» WHAT IS REQUIRED
Make a verbatim copy of all the records.

» DATA
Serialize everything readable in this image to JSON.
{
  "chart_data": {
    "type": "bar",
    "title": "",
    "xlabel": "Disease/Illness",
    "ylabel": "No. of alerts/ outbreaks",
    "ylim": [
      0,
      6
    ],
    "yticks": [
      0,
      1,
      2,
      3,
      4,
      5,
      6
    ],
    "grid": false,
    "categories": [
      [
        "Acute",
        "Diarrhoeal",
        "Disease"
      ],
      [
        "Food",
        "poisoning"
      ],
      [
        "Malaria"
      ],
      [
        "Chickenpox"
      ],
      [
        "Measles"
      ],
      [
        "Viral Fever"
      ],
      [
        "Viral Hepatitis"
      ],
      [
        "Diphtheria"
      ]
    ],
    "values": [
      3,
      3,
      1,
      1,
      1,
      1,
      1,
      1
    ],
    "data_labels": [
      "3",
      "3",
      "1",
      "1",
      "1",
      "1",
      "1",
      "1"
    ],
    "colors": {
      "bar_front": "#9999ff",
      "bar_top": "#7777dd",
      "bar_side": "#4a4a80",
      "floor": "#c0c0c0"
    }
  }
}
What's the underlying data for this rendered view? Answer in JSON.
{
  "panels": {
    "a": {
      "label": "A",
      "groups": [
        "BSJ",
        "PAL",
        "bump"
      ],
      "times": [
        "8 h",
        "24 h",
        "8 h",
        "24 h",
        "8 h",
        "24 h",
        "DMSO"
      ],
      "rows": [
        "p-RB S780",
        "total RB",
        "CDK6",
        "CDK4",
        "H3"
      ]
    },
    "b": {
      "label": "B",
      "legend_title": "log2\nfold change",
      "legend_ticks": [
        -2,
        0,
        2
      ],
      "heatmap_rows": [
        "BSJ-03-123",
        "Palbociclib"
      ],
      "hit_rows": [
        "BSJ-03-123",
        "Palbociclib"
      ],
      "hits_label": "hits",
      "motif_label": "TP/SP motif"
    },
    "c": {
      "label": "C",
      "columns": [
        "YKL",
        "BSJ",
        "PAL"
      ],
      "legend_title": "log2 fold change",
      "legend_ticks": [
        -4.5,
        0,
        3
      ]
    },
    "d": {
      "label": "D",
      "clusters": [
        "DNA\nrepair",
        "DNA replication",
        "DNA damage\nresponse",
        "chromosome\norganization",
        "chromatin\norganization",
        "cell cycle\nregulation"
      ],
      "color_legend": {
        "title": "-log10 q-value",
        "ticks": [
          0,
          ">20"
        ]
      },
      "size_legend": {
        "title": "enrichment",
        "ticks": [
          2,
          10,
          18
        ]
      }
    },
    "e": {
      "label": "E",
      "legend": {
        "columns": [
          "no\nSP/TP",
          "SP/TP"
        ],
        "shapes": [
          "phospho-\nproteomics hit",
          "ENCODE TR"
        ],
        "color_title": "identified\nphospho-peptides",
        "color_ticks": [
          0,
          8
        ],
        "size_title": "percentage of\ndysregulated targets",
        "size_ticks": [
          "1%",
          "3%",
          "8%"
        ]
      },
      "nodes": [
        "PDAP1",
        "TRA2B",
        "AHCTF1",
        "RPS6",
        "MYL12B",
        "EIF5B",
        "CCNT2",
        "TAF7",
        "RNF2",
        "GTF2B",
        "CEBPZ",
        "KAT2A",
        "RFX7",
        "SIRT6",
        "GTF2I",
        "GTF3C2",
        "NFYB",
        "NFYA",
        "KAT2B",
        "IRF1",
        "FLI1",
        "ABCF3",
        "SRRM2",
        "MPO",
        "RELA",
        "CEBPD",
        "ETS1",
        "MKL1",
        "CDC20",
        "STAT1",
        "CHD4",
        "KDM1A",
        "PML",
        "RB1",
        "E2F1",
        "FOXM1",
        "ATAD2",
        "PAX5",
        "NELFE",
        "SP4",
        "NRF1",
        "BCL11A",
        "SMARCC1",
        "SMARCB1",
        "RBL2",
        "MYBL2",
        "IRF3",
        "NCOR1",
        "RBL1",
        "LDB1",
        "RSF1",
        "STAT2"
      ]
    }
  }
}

» ANSWER BOX
Serialize everything readable in this image to JSON.
{
  "chart_data": {
    "type": "bar",
    "title": "",
    "xlabel": "Disease/Illness",
    "ylabel": "No. of alerts/ outbreaks",
    "ylim": [
      0,
      6
    ],
    "yticks": [
      0,
      1,
      2,
      3,
      4,
      5,
      6
    ],
    "grid": false,
    "categories": [
      [
        "Acute",
        "Diarrhoeal",
        "Disease"
      ],
      [
        "Food",
        "poisoning"
      ],
      [
        "Malaria"
      ],
      [
        "Chickenpox"
      ],
      [
        "Measles"
      ],
      [
        "Viral Fever"
      ],
      [
        "Viral Hepatitis"
      ],
      [
        "Diphtheria"
      ]
    ],
    "values": [
      3,
      3,
      1,
      1,
      1,
      1,
      1,
      1
    ],
    "data_labels": [
      "3",
      "3",
      "1",
      "1",
      "1",
      "1",
      "1",
      "1"
    ],
    "colors": {
      "bar_front": "#9999ff",
      "bar_top": "#7777dd",
      "bar_side": "#4a4a80",
      "floor": "#c0c0c0"
    }
  }
}
What's the underlying data for this rendered view? Answer in JSON.
{
  "panels": {
    "a": {
      "label": "A",
      "groups": [
        "BSJ",
        "PAL",
        "bump"
      ],
      "times": [
        "8 h",
        "24 h",
        "8 h",
        "24 h",
        "8 h",
        "24 h",
        "DMSO"
      ],
      "rows": [
        "p-RB S780",
        "total RB",
        "CDK6",
        "CDK4",
        "H3"
      ]
    },
    "b": {
      "label": "B",
      "legend_title": "log2\nfold change",
      "legend_ticks": [
        -2,
        0,
        2
      ],
      "heatmap_rows": [
        "BSJ-03-123",
        "Palbociclib"
      ],
      "hit_rows": [
        "BSJ-03-123",
        "Palbociclib"
      ],
      "hits_label": "hits",
      "motif_label": "TP/SP motif"
    },
    "c": {
      "label": "C",
      "columns": [
        "YKL",
        "BSJ",
        "PAL"
      ],
      "legend_title": "log2 fold change",
      "legend_ticks": [
        -4.5,
        0,
        3
      ]
    },
    "d": {
      "label": "D",
      "clusters": [
        "DNA\nrepair",
        "DNA replication",
        "DNA damage\nresponse",
        "chromosome\norganization",
        "chromatin\norganization",
        "cell cycle\nregulation"
      ],
      "color_legend": {
        "title": "-log10 q-value",
        "ticks": [
          0,
          ">20"
        ]
      },
      "size_legend": {
        "title": "enrichment",
        "ticks": [
          2,
          10,
          18
        ]
      }
    },
    "e": {
      "label": "E",
      "legend": {
        "columns": [
          "no\nSP/TP",
          "SP/TP"
        ],
        "shapes": [
          "phospho-\nproteomics hit",
          "ENCODE TR"
        ],
        "color_title": "identified\nphospho-peptides",
        "color_ticks": [
          0,
          8
        ],
        "size_title": "percentage of\ndysregulated targets",
        "size_ticks": [
          "1%",
          "3%",
          "8%"
        ]
      },
      "nodes": [
        "PDAP1",
        "TRA2B",
        "AHCTF1",
        "RPS6",
        "MYL12B",
        "EIF5B",
        "CCNT2",
        "TAF7",
        "RNF2",
        "GTF2B",
        "CEBPZ",
        "KAT2A",
        "RFX7",
        "SIRT6",
        "GTF2I",
        "GTF3C2",
        "NFYB",
        "NFYA",
        "KAT2B",
        "IRF1",
        "FLI1",
        "ABCF3",
        "SRRM2",
        "MPO",
        "RELA",
        "CEBPD",
        "ETS1",
        "MKL1",
        "CDC20",
        "STAT1",
        "CHD4",
        "KDM1A",
        "PML",
        "RB1",
        "E2F1",
        "FOXM1",
        "ATAD2",
        "PAX5",
        "NELFE",
        "SP4",
        "NRF1",
        "BCL11A",
        "SMARCC1",
        "SMARCB1",
        "RBL2",
        "MYBL2",
        "IRF3",
        "NCOR1",
        "RBL1",
        "LDB1",
        "RSF1",
        "STAT2"
      ]
    }
  }
}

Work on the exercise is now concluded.